**ROWS**
** begin **
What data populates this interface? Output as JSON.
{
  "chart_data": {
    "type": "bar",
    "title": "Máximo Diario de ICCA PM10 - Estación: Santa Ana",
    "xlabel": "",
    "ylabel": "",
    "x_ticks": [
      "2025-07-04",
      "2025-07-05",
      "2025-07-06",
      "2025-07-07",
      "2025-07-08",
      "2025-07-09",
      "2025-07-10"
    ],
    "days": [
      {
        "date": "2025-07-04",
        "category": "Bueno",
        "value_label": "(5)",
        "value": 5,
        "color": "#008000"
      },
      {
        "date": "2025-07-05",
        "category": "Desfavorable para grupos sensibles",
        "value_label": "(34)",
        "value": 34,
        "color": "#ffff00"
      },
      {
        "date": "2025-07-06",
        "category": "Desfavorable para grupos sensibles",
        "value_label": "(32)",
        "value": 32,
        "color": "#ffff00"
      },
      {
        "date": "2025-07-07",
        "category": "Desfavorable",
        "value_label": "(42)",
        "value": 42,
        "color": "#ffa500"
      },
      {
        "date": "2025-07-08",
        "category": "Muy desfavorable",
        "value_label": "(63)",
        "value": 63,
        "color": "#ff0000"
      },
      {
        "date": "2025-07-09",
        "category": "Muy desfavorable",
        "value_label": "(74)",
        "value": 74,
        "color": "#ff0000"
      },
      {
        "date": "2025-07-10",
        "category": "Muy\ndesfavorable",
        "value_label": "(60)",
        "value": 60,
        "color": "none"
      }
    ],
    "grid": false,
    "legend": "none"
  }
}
** end **
**TASK DIRECTIONS**
Transcribe the entire listing above precisely.

**EXPECTED ANSWER**
What data populates this interface? Output as JSON.
{
  "chart_data": {
    "type": "bar",
    "title": "Máximo Diario de ICCA PM10 - Estación: Santa Ana",
    "xlabel": "",
    "ylabel": "",
    "x_ticks": [
      "2025-07-04",
      "2025-07-05",
      "2025-07-06",
      "2025-07-07",
      "2025-07-08",
      "2025-07-09",
      "2025-07-10"
    ],
    "days": [
      {
        "date": "2025-07-04",
        "category": "Bueno",
        "value_label": "(5)",
        "value": 5,
        "color": "#008000"
      },
      {
        "date": "2025-07-05",
        "category": "Desfavorable para grupos sensibles",
        "value_label": "(34)",
        "value": 34,
        "color": "#ffff00"
      },
      {
        "date": "2025-07-06",
        "category": "Desfavorable para grupos sensibles",
        "value_label": "(32)",
        "value": 32,
        "color": "#ffff00"
      },
      {
        "date": "2025-07-07",
        "category": "Desfavorable",
        "value_label": "(42)",
        "value": 42,
        "color": "#ffa500"
      },
      {
        "date": "2025-07-08",
        "category": "Muy desfavorable",
        "value_label": "(63)",
        "value": 63,
        "color": "#ff0000"
      },
      {
        "date": "2025-07-09",
        "category": "Muy desfavorable",
        "value_label": "(74)",
        "value": 74,
        "color": "#ff0000"
      },
      {
        "date": "2025-07-10",
        "category": "Muy\ndesfavorable",
        "value_label": "(60)",
        "value": 60,
        "color": "none"
      }
    ],
    "grid": false,
    "legend": "none"
  }
}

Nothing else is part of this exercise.